Start of INFORMATION PROVIDED
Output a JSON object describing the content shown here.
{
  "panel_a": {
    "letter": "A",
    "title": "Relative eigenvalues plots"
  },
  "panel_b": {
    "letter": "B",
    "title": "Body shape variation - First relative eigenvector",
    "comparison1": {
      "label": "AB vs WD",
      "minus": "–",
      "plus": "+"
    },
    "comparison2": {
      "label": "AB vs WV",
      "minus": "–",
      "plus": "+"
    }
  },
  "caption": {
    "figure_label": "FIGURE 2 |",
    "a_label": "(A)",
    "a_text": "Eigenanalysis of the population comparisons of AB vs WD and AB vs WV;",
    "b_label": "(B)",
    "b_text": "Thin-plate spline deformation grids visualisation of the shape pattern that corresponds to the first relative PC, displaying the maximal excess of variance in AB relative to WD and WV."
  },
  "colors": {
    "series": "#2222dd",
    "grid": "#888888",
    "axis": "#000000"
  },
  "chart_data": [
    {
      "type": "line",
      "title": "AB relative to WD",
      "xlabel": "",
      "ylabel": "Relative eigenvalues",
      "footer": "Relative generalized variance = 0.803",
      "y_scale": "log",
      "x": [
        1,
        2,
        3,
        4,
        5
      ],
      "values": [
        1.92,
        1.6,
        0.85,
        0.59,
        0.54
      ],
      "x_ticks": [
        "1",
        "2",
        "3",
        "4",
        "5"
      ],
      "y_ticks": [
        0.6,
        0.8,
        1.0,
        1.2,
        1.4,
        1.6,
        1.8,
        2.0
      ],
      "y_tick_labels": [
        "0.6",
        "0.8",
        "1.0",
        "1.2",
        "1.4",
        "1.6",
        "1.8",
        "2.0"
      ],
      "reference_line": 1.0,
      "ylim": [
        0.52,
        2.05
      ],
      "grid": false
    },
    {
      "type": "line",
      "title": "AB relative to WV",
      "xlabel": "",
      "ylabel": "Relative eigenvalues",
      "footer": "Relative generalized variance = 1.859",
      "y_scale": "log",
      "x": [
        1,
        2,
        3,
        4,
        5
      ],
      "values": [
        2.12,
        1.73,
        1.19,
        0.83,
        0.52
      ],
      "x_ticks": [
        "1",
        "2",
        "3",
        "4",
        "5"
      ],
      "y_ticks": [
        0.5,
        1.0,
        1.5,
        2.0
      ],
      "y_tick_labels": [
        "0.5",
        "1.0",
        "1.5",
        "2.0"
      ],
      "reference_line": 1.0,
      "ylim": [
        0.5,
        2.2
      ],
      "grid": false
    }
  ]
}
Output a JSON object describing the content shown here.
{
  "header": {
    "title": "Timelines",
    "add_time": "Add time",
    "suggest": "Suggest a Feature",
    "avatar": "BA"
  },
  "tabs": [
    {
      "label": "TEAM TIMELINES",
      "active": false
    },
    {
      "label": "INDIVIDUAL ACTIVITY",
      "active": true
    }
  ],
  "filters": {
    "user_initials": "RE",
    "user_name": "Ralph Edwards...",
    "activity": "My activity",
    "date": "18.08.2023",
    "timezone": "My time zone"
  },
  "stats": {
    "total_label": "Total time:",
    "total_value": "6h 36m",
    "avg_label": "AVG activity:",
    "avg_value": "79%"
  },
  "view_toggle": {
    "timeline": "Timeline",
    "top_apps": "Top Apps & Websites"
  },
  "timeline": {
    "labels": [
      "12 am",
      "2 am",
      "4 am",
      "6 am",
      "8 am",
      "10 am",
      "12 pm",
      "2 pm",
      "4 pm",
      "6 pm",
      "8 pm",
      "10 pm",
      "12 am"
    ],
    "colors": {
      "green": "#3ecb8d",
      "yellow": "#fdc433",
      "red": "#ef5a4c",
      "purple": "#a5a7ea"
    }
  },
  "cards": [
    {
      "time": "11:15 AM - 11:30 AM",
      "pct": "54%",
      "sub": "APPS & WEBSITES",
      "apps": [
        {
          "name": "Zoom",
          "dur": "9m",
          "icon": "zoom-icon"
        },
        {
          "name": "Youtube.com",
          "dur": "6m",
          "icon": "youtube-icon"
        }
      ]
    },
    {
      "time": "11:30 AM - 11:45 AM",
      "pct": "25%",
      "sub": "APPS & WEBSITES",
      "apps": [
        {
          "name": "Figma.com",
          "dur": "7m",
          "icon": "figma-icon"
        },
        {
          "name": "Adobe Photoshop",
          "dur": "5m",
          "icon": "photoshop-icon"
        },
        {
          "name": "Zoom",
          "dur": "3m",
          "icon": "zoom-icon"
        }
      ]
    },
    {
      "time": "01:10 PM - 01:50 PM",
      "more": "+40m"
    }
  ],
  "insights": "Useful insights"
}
End of INFORMATION PROVIDED
GIVEN EXERCISE
Using the entries above, please restate each one word for word.

RESPONSE
Output a JSON object describing the content shown here.
{
  "panel_a": {
    "letter": "A",
    "title": "Relative eigenvalues plots"
  },
  "panel_b": {
    "letter": "B",
    "title": "Body shape variation - First relative eigenvector",
    "comparison1": {
      "label": "AB vs WD",
      "minus": "–",
      "plus": "+"
    },
    "comparison2": {
      "label": "AB vs WV",
      "minus": "–",
      "plus": "+"
    }
  },
  "caption": {
    "figure_label": "FIGURE 2 |",
    "a_label": "(A)",
    "a_text": "Eigenanalysis of the population comparisons of AB vs WD and AB vs WV;",
    "b_label": "(B)",
    "b_text": "Thin-plate spline deformation grids visualisation of the shape pattern that corresponds to the first relative PC, displaying the maximal excess of variance in AB relative to WD and WV."
  },
  "colors": {
    "series": "#2222dd",
    "grid": "#888888",
    "axis": "#000000"
  },
  "chart_data": [
    {
      "type": "line",
      "title": "AB relative to WD",
      "xlabel": "",
      "ylabel": "Relative eigenvalues",
      "footer": "Relative generalized variance = 0.803",
      "y_scale": "log",
      "x": [
        1,
        2,
        3,
        4,
        5
      ],
      "values": [
        1.92,
        1.6,
        0.85,
        0.59,
        0.54
      ],
      "x_ticks": [
        "1",
        "2",
        "3",
        "4",
        "5"
      ],
      "y_ticks": [
        0.6,
        0.8,
        1.0,
        1.2,
        1.4,
        1.6,
        1.8,
        2.0
      ],
      "y_tick_labels": [
        "0.6",
        "0.8",
        "1.0",
        "1.2",
        "1.4",
        "1.6",
        "1.8",
        "2.0"
      ],
      "reference_line": 1.0,
      "ylim": [
        0.52,
        2.05
      ],
      "grid": false
    },
    {
      "type": "line",
      "title": "AB relative to WV",
      "xlabel": "",
      "ylabel": "Relative eigenvalues",
      "footer": "Relative generalized variance = 1.859",
      "y_scale": "log",
      "x": [
        1,
        2,
        3,
        4,
        5
      ],
      "values": [
        2.12,
        1.73,
        1.19,
        0.83,
        0.52
      ],
      "x_ticks": [
        "1",
        "2",
        "3",
        "4",
        "5"
      ],
      "y_ticks": [
        0.5,
        1.0,
        1.5,
        2.0
      ],
      "y_tick_labels": [
        "0.5",
        "1.0",
        "1.5",
        "2.0"
      ],
      "reference_line": 1.0,
      "ylim": [
        0.5,
        2.2
      ],
      "grid": false
    }
  ]
}
Output a JSON object describing the content shown here.
{
  "header": {
    "title": "Timelines",
    "add_time": "Add time",
    "suggest": "Suggest a Feature",
    "avatar": "BA"
  },
  "tabs": [
    {
      "label": "TEAM TIMELINES",
      "active": false
    },
    {
      "label": "INDIVIDUAL ACTIVITY",
      "active": true
    }
  ],
  "filters": {
    "user_initials": "RE",
    "user_name": "Ralph Edwards...",
    "activity": "My activity",
    "date": "18.08.2023",
    "timezone": "My time zone"
  },
  "stats": {
    "total_label": "Total time:",
    "total_value": "6h 36m",
    "avg_label": "AVG activity:",
    "avg_value": "79%"
  },
  "view_toggle": {
    "timeline": "Timeline",
    "top_apps": "Top Apps & Websites"
  },
  "timeline": {
    "labels": [
      "12 am",
      "2 am",
      "4 am",
      "6 am",
      "8 am",
      "10 am",
      "12 pm",
      "2 pm",
      "4 pm",
      "6 pm",
      "8 pm",
      "10 pm",
      "12 am"
    ],
    "colors": {
      "green": "#3ecb8d",
      "yellow": "#fdc433",
      "red": "#ef5a4c",
      "purple": "#a5a7ea"
    }
  },
  "cards": [
    {
      "time": "11:15 AM - 11:30 AM",
      "pct": "54%",
      "sub": "APPS & WEBSITES",
      "apps": [
        {
          "name": "Zoom",
          "dur": "9m",
          "icon": "zoom-icon"
        },
        {
          "name": "Youtube.com",
          "dur": "6m",
          "icon": "youtube-icon"
        }
      ]
    },
    {
      "time": "11:30 AM - 11:45 AM",
      "pct": "25%",
      "sub": "APPS & WEBSITES",
      "apps": [
        {
          "name": "Figma.com",
          "dur": "7m",
          "icon": "figma-icon"
        },
        {
          "name": "Adobe Photoshop",
          "dur": "5m",
          "icon": "photoshop-icon"
        },
        {
          "name": "Zoom",
          "dur": "3m",
          "icon": "zoom-icon"
        }
      ]
    },
    {
      "time": "01:10 PM - 01:50 PM",
      "more": "+40m"
    }
  ],
  "insights": "Useful insights"
}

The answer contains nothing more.